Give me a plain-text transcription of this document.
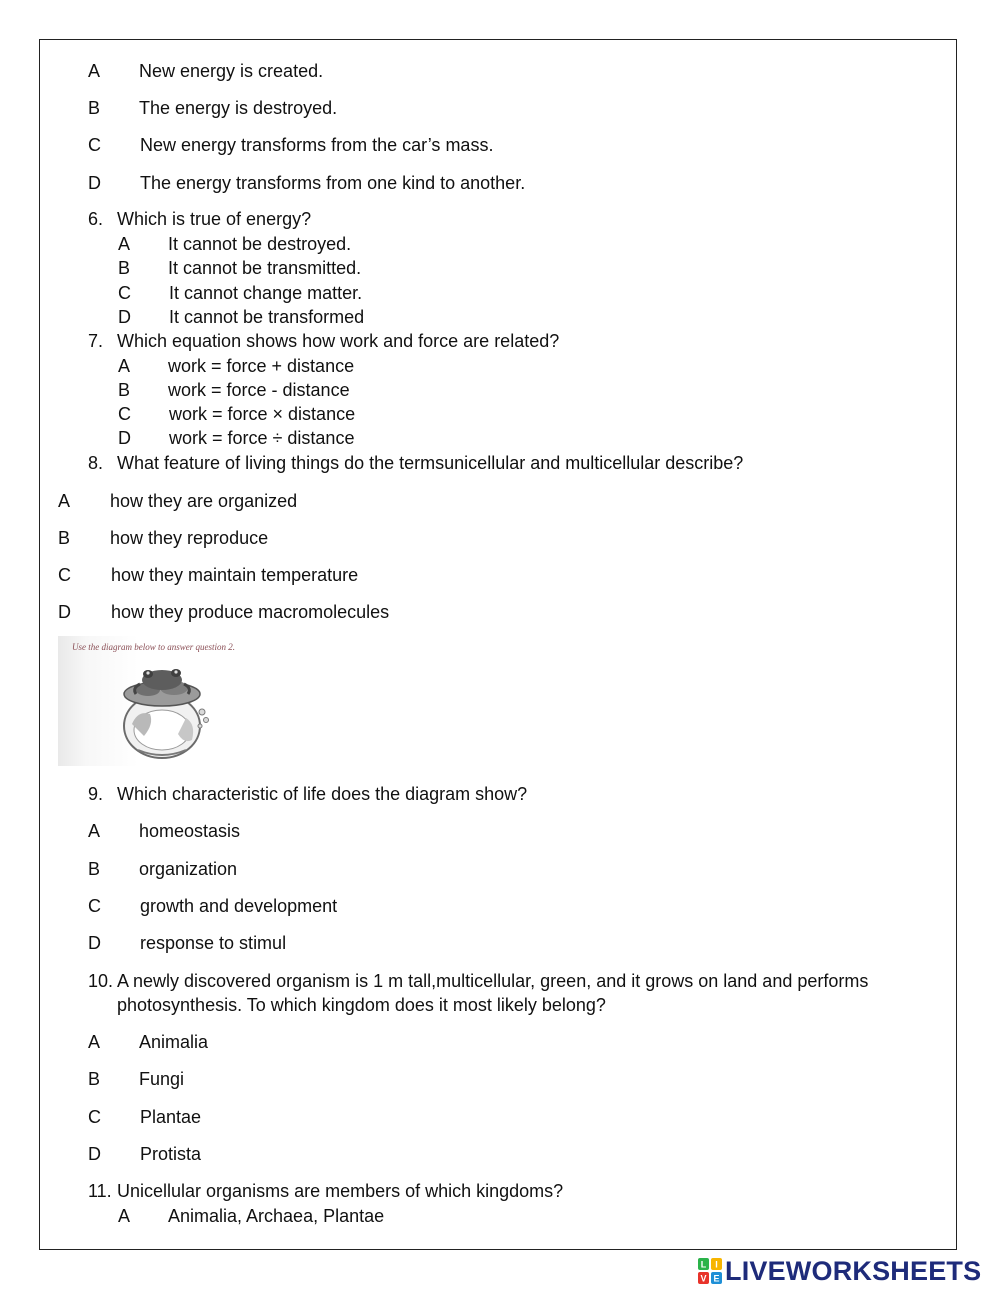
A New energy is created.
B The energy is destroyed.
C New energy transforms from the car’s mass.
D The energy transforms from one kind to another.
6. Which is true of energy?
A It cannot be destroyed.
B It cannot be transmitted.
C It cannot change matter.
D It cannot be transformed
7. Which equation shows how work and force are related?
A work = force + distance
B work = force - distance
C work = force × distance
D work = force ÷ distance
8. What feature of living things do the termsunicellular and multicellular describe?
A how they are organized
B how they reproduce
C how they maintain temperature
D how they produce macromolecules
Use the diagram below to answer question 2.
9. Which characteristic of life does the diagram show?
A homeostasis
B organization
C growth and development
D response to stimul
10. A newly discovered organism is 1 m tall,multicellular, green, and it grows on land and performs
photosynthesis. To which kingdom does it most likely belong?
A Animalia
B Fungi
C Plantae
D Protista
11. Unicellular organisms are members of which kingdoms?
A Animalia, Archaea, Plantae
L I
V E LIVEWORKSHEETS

· · · · · · ·

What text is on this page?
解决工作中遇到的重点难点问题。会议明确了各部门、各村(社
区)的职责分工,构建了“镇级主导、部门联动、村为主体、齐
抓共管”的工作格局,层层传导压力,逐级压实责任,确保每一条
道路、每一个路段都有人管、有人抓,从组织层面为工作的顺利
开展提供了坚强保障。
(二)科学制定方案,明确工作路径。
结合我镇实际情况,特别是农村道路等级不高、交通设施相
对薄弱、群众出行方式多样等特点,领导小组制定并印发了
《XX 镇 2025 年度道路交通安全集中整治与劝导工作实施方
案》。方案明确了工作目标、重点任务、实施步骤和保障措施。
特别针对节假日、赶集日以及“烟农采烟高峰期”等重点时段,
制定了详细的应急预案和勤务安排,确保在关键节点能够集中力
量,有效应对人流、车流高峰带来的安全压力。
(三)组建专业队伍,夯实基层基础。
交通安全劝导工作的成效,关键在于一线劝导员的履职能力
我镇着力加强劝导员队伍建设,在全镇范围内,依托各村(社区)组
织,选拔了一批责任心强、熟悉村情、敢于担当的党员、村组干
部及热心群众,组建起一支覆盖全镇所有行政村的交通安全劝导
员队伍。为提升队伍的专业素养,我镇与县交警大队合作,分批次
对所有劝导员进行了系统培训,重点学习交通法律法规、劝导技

· · · · · · ·

Given task:
Pull every line containing "cannot" from the data.

Answer in full:
A It cannot be destroyed.
B It cannot be transmitted.
C It cannot change matter.
D It cannot be transformed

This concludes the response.